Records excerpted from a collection
* Begin *

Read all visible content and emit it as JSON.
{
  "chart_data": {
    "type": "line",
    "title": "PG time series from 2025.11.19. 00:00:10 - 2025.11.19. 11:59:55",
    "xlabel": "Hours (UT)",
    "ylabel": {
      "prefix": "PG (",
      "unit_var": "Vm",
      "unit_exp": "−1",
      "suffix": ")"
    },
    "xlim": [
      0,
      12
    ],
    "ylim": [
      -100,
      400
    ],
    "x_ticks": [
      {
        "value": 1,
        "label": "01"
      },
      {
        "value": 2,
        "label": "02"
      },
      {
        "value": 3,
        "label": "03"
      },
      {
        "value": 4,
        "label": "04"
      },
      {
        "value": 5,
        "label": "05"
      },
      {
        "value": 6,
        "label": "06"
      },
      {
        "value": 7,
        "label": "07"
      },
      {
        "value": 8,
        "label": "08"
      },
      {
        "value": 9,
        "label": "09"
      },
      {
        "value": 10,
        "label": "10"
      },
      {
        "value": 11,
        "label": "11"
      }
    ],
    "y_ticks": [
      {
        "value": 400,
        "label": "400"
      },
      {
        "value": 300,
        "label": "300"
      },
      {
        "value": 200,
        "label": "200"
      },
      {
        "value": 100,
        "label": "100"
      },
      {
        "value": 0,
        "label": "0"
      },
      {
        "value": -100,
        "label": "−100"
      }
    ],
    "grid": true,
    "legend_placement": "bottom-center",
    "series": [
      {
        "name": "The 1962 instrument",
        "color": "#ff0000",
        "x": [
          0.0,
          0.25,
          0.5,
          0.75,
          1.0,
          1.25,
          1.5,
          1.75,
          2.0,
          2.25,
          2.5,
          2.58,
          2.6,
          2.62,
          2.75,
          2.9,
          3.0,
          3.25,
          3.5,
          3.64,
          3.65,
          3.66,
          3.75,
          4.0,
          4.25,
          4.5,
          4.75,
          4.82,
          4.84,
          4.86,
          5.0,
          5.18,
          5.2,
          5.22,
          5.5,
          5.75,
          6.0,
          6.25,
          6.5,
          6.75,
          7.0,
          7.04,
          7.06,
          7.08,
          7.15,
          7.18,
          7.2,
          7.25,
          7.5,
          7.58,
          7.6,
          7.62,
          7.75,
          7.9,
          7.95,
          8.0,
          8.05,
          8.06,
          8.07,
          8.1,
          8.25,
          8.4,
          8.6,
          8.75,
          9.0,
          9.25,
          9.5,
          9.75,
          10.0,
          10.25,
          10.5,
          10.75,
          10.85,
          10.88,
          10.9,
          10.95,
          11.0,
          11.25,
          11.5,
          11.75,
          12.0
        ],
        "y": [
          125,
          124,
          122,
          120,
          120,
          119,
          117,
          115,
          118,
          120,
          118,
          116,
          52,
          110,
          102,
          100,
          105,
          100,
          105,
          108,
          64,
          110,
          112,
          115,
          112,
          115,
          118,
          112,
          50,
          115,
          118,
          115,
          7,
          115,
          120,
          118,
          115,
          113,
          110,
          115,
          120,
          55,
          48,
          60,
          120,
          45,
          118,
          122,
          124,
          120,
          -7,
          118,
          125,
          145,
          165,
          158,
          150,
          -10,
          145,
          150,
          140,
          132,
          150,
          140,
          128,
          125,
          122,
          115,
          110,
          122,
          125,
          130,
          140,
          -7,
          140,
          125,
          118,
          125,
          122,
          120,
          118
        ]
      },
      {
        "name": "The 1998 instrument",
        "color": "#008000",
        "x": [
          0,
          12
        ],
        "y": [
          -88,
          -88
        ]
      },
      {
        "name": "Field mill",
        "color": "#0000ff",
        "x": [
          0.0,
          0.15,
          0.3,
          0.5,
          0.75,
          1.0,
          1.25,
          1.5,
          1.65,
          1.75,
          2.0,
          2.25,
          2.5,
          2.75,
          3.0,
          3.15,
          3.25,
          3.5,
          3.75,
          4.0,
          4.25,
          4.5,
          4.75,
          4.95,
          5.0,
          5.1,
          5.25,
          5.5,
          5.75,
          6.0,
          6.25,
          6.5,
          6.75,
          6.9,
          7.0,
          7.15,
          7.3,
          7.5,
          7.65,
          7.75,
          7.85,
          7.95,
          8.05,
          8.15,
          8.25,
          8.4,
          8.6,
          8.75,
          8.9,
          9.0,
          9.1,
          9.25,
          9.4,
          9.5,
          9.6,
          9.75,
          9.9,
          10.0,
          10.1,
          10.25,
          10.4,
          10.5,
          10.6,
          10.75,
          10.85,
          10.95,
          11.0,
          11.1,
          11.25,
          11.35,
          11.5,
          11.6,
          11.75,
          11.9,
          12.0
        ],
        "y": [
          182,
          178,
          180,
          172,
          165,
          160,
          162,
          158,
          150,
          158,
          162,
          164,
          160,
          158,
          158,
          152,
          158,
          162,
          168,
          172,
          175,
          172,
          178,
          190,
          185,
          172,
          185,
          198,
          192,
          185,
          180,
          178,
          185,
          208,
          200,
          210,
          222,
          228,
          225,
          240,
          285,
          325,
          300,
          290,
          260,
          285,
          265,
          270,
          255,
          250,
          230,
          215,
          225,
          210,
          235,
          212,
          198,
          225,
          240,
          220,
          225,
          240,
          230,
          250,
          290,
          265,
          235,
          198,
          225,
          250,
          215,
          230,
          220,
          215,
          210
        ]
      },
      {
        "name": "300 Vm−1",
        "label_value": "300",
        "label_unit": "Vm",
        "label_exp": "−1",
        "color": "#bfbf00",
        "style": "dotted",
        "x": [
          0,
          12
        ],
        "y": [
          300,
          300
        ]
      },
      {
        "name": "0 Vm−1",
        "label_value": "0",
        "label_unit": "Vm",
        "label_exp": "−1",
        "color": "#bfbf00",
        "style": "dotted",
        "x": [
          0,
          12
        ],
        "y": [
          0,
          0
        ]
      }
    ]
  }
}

* End *

**PROBLEM TO WORK ON**
Above are some records. Print them all exactly.

**EXPECTED ANSWER**
Read all visible content and emit it as JSON.
{
  "chart_data": {
    "type": "line",
    "title": "PG time series from 2025.11.19. 00:00:10 - 2025.11.19. 11:59:55",
    "xlabel": "Hours (UT)",
    "ylabel": {
      "prefix": "PG (",
      "unit_var": "Vm",
      "unit_exp": "−1",
      "suffix": ")"
    },
    "xlim": [
      0,
      12
    ],
    "ylim": [
      -100,
      400
    ],
    "x_ticks": [
      {
        "value": 1,
        "label": "01"
      },
      {
        "value": 2,
        "label": "02"
      },
      {
        "value": 3,
        "label": "03"
      },
      {
        "value": 4,
        "label": "04"
      },
      {
        "value": 5,
        "label": "05"
      },
      {
        "value": 6,
        "label": "06"
      },
      {
        "value": 7,
        "label": "07"
      },
      {
        "value": 8,
        "label": "08"
      },
      {
        "value": 9,
        "label": "09"
      },
      {
        "value": 10,
        "label": "10"
      },
      {
        "value": 11,
        "label": "11"
      }
    ],
    "y_ticks": [
      {
        "value": 400,
        "label": "400"
      },
      {
        "value": 300,
        "label": "300"
      },
      {
        "value": 200,
        "label": "200"
      },
      {
        "value": 100,
        "label": "100"
      },
      {
        "value": 0,
        "label": "0"
      },
      {
        "value": -100,
        "label": "−100"
      }
    ],
    "grid": true,
    "legend_placement": "bottom-center",
    "series": [
      {
        "name": "The 1962 instrument",
        "color": "#ff0000",
        "x": [
          0.0,
          0.25,
          0.5,
          0.75,
          1.0,
          1.25,
          1.5,
          1.75,
          2.0,
          2.25,
          2.5,
          2.58,
          2.6,
          2.62,
          2.75,
          2.9,
          3.0,
          3.25,
          3.5,
          3.64,
          3.65,
          3.66,
          3.75,
          4.0,
          4.25,
          4.5,
          4.75,
          4.82,
          4.84,
          4.86,
          5.0,
          5.18,
          5.2,
          5.22,
          5.5,
          5.75,
          6.0,
          6.25,
          6.5,
          6.75,
          7.0,
          7.04,
          7.06,
          7.08,
          7.15,
          7.18,
          7.2,
          7.25,
          7.5,
          7.58,
          7.6,
          7.62,
          7.75,
          7.9,
          7.95,
          8.0,
          8.05,
          8.06,
          8.07,
          8.1,
          8.25,
          8.4,
          8.6,
          8.75,
          9.0,
          9.25,
          9.5,
          9.75,
          10.0,
          10.25,
          10.5,
          10.75,
          10.85,
          10.88,
          10.9,
          10.95,
          11.0,
          11.25,
          11.5,
          11.75,
          12.0
        ],
        "y": [
          125,
          124,
          122,
          120,
          120,
          119,
          117,
          115,
          118,
          120,
          118,
          116,
          52,
          110,
          102,
          100,
          105,
          100,
          105,
          108,
          64,
          110,
          112,
          115,
          112,
          115,
          118,
          112,
          50,
          115,
          118,
          115,
          7,
          115,
          120,
          118,
          115,
          113,
          110,
          115,
          120,
          55,
          48,
          60,
          120,
          45,
          118,
          122,
          124,
          120,
          -7,
          118,
          125,
          145,
          165,
          158,
          150,
          -10,
          145,
          150,
          140,
          132,
          150,
          140,
          128,
          125,
          122,
          115,
          110,
          122,
          125,
          130,
          140,
          -7,
          140,
          125,
          118,
          125,
          122,
          120,
          118
        ]
      },
      {
        "name": "The 1998 instrument",
        "color": "#008000",
        "x": [
          0,
          12
        ],
        "y": [
          -88,
          -88
        ]
      },
      {
        "name": "Field mill",
        "color": "#0000ff",
        "x": [
          0.0,
          0.15,
          0.3,
          0.5,
          0.75,
          1.0,
          1.25,
          1.5,
          1.65,
          1.75,
          2.0,
          2.25,
          2.5,
          2.75,
          3.0,
          3.15,
          3.25,
          3.5,
          3.75,
          4.0,
          4.25,
          4.5,
          4.75,
          4.95,
          5.0,
          5.1,
          5.25,
          5.5,
          5.75,
          6.0,
          6.25,
          6.5,
          6.75,
          6.9,
          7.0,
          7.15,
          7.3,
          7.5,
          7.65,
          7.75,
          7.85,
          7.95,
          8.05,
          8.15,
          8.25,
          8.4,
          8.6,
          8.75,
          8.9,
          9.0,
          9.1,
          9.25,
          9.4,
          9.5,
          9.6,
          9.75,
          9.9,
          10.0,
          10.1,
          10.25,
          10.4,
          10.5,
          10.6,
          10.75,
          10.85,
          10.95,
          11.0,
          11.1,
          11.25,
          11.35,
          11.5,
          11.6,
          11.75,
          11.9,
          12.0
        ],
        "y": [
          182,
          178,
          180,
          172,
          165,
          160,
          162,
          158,
          150,
          158,
          162,
          164,
          160,
          158,
          158,
          152,
          158,
          162,
          168,
          172,
          175,
          172,
          178,
          190,
          185,
          172,
          185,
          198,
          192,
          185,
          180,
          178,
          185,
          208,
          200,
          210,
          222,
          228,
          225,
          240,
          285,
          325,
          300,
          290,
          260,
          285,
          265,
          270,
          255,
          250,
          230,
          215,
          225,
          210,
          235,
          212,
          198,
          225,
          240,
          220,
          225,
          240,
          230,
          250,
          290,
          265,
          235,
          198,
          225,
          250,
          215,
          230,
          220,
          215,
          210
        ]
      },
      {
        "name": "300 Vm−1",
        "label_value": "300",
        "label_unit": "Vm",
        "label_exp": "−1",
        "color": "#bfbf00",
        "style": "dotted",
        "x": [
          0,
          12
        ],
        "y": [
          300,
          300
        ]
      },
      {
        "name": "0 Vm−1",
        "label_value": "0",
        "label_unit": "Vm",
        "label_exp": "−1",
        "color": "#bfbf00",
        "style": "dotted",
        "x": [
          0,
          12
        ],
        "y": [
          0,
          0
        ]
      }
    ]
  }
}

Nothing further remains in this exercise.